• **Short task**: Restate every line of the material, word for word.

══ Dataset excerpts ══

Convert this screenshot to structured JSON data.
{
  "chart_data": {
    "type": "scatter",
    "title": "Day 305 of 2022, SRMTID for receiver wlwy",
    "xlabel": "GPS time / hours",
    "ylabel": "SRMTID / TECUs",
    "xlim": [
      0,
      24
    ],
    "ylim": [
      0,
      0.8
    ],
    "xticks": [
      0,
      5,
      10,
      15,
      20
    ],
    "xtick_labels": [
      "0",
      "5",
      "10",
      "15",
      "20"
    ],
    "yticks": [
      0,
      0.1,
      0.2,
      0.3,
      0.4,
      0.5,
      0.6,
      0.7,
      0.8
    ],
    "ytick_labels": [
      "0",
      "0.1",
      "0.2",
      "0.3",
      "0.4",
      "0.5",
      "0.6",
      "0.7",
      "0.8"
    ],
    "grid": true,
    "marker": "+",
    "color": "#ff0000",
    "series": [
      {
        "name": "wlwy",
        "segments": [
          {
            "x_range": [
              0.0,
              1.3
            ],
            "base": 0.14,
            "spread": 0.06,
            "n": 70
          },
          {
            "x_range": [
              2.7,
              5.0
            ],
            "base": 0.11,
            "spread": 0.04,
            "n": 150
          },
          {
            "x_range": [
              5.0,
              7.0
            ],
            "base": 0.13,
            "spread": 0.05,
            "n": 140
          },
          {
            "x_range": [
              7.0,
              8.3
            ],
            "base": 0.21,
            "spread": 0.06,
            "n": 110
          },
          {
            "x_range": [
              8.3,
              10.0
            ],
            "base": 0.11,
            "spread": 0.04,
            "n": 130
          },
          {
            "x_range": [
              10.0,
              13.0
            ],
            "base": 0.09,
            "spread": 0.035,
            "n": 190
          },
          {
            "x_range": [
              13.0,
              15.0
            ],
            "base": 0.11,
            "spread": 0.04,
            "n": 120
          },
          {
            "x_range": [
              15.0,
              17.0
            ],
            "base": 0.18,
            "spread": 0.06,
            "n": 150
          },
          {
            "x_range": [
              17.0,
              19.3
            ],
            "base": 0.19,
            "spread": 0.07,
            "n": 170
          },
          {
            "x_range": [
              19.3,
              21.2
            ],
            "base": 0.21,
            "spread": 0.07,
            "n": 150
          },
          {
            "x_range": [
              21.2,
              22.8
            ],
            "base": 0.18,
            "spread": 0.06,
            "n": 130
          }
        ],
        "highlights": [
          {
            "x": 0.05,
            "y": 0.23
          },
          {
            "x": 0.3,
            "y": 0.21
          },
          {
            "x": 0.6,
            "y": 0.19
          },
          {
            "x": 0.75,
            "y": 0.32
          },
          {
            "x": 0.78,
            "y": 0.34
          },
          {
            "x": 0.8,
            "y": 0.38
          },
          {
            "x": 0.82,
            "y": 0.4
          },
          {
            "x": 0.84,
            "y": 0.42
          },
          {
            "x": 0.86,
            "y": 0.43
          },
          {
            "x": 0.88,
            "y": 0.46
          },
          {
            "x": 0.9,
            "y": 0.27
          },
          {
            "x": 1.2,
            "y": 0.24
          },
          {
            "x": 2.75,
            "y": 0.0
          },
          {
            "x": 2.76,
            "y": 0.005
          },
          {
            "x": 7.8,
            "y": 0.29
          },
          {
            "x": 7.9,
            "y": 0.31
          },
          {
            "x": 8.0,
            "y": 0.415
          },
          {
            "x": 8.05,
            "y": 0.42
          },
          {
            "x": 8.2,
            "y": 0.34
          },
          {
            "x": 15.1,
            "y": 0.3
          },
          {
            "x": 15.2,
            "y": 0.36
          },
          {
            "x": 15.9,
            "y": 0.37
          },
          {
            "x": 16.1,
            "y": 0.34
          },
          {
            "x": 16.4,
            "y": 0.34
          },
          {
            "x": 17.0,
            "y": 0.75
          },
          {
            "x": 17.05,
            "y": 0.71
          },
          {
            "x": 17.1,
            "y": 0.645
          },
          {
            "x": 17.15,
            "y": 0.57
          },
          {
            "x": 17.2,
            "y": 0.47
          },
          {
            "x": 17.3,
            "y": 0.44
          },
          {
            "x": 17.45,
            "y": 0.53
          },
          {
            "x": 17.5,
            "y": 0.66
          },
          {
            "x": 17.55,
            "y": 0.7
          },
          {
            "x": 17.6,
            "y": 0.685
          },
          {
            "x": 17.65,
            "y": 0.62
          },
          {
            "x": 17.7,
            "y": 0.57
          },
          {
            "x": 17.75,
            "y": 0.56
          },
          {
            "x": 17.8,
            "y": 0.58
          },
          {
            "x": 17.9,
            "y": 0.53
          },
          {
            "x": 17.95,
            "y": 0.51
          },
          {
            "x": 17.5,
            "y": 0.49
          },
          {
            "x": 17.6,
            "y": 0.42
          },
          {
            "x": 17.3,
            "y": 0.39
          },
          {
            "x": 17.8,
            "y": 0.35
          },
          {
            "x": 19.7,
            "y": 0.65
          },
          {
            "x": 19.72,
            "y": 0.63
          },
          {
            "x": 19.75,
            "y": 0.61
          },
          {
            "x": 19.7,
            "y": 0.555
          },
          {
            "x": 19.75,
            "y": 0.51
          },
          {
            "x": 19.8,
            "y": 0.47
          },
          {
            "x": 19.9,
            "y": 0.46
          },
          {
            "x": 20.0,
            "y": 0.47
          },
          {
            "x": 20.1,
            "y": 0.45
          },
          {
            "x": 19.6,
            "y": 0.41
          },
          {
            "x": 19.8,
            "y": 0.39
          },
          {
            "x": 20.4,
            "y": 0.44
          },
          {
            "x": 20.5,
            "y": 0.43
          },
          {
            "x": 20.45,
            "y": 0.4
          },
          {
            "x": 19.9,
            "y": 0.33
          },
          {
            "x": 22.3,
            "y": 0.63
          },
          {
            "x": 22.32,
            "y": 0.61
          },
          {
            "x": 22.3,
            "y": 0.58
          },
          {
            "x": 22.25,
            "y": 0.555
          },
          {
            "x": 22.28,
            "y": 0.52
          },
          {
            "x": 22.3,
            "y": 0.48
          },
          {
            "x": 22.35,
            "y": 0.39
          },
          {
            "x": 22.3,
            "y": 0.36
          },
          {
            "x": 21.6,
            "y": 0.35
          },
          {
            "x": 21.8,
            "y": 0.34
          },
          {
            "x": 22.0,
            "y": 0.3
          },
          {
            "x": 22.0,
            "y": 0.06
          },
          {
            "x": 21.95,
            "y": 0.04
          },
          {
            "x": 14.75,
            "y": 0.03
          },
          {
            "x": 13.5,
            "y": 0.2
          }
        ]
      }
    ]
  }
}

═══

• **Result of this exercise**:
Convert this screenshot to structured JSON data.
{
  "chart_data": {
    "type": "scatter",
    "title": "Day 305 of 2022, SRMTID for receiver wlwy",
    "xlabel": "GPS time / hours",
    "ylabel": "SRMTID / TECUs",
    "xlim": [
      0,
      24
    ],
    "ylim": [
      0,
      0.8
    ],
    "xticks": [
      0,
      5,
      10,
      15,
      20
    ],
    "xtick_labels": [
      "0",
      "5",
      "10",
      "15",
      "20"
    ],
    "yticks": [
      0,
      0.1,
      0.2,
      0.3,
      0.4,
      0.5,
      0.6,
      0.7,
      0.8
    ],
    "ytick_labels": [
      "0",
      "0.1",
      "0.2",
      "0.3",
      "0.4",
      "0.5",
      "0.6",
      "0.7",
      "0.8"
    ],
    "grid": true,
    "marker": "+",
    "color": "#ff0000",
    "series": [
      {
        "name": "wlwy",
        "segments": [
          {
            "x_range": [
              0.0,
              1.3
            ],
            "base": 0.14,
            "spread": 0.06,
            "n": 70
          },
          {
            "x_range": [
              2.7,
              5.0
            ],
            "base": 0.11,
            "spread": 0.04,
            "n": 150
          },
          {
            "x_range": [
              5.0,
              7.0
            ],
            "base": 0.13,
            "spread": 0.05,
            "n": 140
          },
          {
            "x_range": [
              7.0,
              8.3
            ],
            "base": 0.21,
            "spread": 0.06,
            "n": 110
          },
          {
            "x_range": [
              8.3,
              10.0
            ],
            "base": 0.11,
            "spread": 0.04,
            "n": 130
          },
          {
            "x_range": [
              10.0,
              13.0
            ],
            "base": 0.09,
            "spread": 0.035,
            "n": 190
          },
          {
            "x_range": [
              13.0,
              15.0
            ],
            "base": 0.11,
            "spread": 0.04,
            "n": 120
          },
          {
            "x_range": [
              15.0,
              17.0
            ],
            "base": 0.18,
            "spread": 0.06,
            "n": 150
          },
          {
            "x_range": [
              17.0,
              19.3
            ],
            "base": 0.19,
            "spread": 0.07,
            "n": 170
          },
          {
            "x_range": [
              19.3,
              21.2
            ],
            "base": 0.21,
            "spread": 0.07,
            "n": 150
          },
          {
            "x_range": [
              21.2,
              22.8
            ],
            "base": 0.18,
            "spread": 0.06,
            "n": 130
          }
        ],
        "highlights": [
          {
            "x": 0.05,
            "y": 0.23
          },
          {
            "x": 0.3,
            "y": 0.21
          },
          {
            "x": 0.6,
            "y": 0.19
          },
          {
            "x": 0.75,
            "y": 0.32
          },
          {
            "x": 0.78,
            "y": 0.34
          },
          {
            "x": 0.8,
            "y": 0.38
          },
          {
            "x": 0.82,
            "y": 0.4
          },
          {
            "x": 0.84,
            "y": 0.42
          },
          {
            "x": 0.86,
            "y": 0.43
          },
          {
            "x": 0.88,
            "y": 0.46
          },
          {
            "x": 0.9,
            "y": 0.27
          },
          {
            "x": 1.2,
            "y": 0.24
          },
          {
            "x": 2.75,
            "y": 0.0
          },
          {
            "x": 2.76,
            "y": 0.005
          },
          {
            "x": 7.8,
            "y": 0.29
          },
          {
            "x": 7.9,
            "y": 0.31
          },
          {
            "x": 8.0,
            "y": 0.415
          },
          {
            "x": 8.05,
            "y": 0.42
          },
          {
            "x": 8.2,
            "y": 0.34
          },
          {
            "x": 15.1,
            "y": 0.3
          },
          {
            "x": 15.2,
            "y": 0.36
          },
          {
            "x": 15.9,
            "y": 0.37
          },
          {
            "x": 16.1,
            "y": 0.34
          },
          {
            "x": 16.4,
            "y": 0.34
          },
          {
            "x": 17.0,
            "y": 0.75
          },
          {
            "x": 17.05,
            "y": 0.71
          },
          {
            "x": 17.1,
            "y": 0.645
          },
          {
            "x": 17.15,
            "y": 0.57
          },
          {
            "x": 17.2,
            "y": 0.47
          },
          {
            "x": 17.3,
            "y": 0.44
          },
          {
            "x": 17.45,
            "y": 0.53
          },
          {
            "x": 17.5,
            "y": 0.66
          },
          {
            "x": 17.55,
            "y": 0.7
          },
          {
            "x": 17.6,
            "y": 0.685
          },
          {
            "x": 17.65,
            "y": 0.62
          },
          {
            "x": 17.7,
            "y": 0.57
          },
          {
            "x": 17.75,
            "y": 0.56
          },
          {
            "x": 17.8,
            "y": 0.58
          },
          {
            "x": 17.9,
            "y": 0.53
          },
          {
            "x": 17.95,
            "y": 0.51
          },
          {
            "x": 17.5,
            "y": 0.49
          },
          {
            "x": 17.6,
            "y": 0.42
          },
          {
            "x": 17.3,
            "y": 0.39
          },
          {
            "x": 17.8,
            "y": 0.35
          },
          {
            "x": 19.7,
            "y": 0.65
          },
          {
            "x": 19.72,
            "y": 0.63
          },
          {
            "x": 19.75,
            "y": 0.61
          },
          {
            "x": 19.7,
            "y": 0.555
          },
          {
            "x": 19.75,
            "y": 0.51
          },
          {
            "x": 19.8,
            "y": 0.47
          },
          {
            "x": 19.9,
            "y": 0.46
          },
          {
            "x": 20.0,
            "y": 0.47
          },
          {
            "x": 20.1,
            "y": 0.45
          },
          {
            "x": 19.6,
            "y": 0.41
          },
          {
            "x": 19.8,
            "y": 0.39
          },
          {
            "x": 20.4,
            "y": 0.44
          },
          {
            "x": 20.5,
            "y": 0.43
          },
          {
            "x": 20.45,
            "y": 0.4
          },
          {
            "x": 19.9,
            "y": 0.33
          },
          {
            "x": 22.3,
            "y": 0.63
          },
          {
            "x": 22.32,
            "y": 0.61
          },
          {
            "x": 22.3,
            "y": 0.58
          },
          {
            "x": 22.25,
            "y": 0.555
          },
          {
            "x": 22.28,
            "y": 0.52
          },
          {
            "x": 22.3,
            "y": 0.48
          },
          {
            "x": 22.35,
            "y": 0.39
          },
          {
            "x": 22.3,
            "y": 0.36
          },
          {
            "x": 21.6,
            "y": 0.35
          },
          {
            "x": 21.8,
            "y": 0.34
          },
          {
            "x": 22.0,
            "y": 0.3
          },
          {
            "x": 22.0,
            "y": 0.06
          },
          {
            "x": 21.95,
            "y": 0.04
          },
          {
            "x": 14.75,
            "y": 0.03
          },
          {
            "x": 13.5,
            "y": 0.2
          }
        ]
      }
    ]
  }
}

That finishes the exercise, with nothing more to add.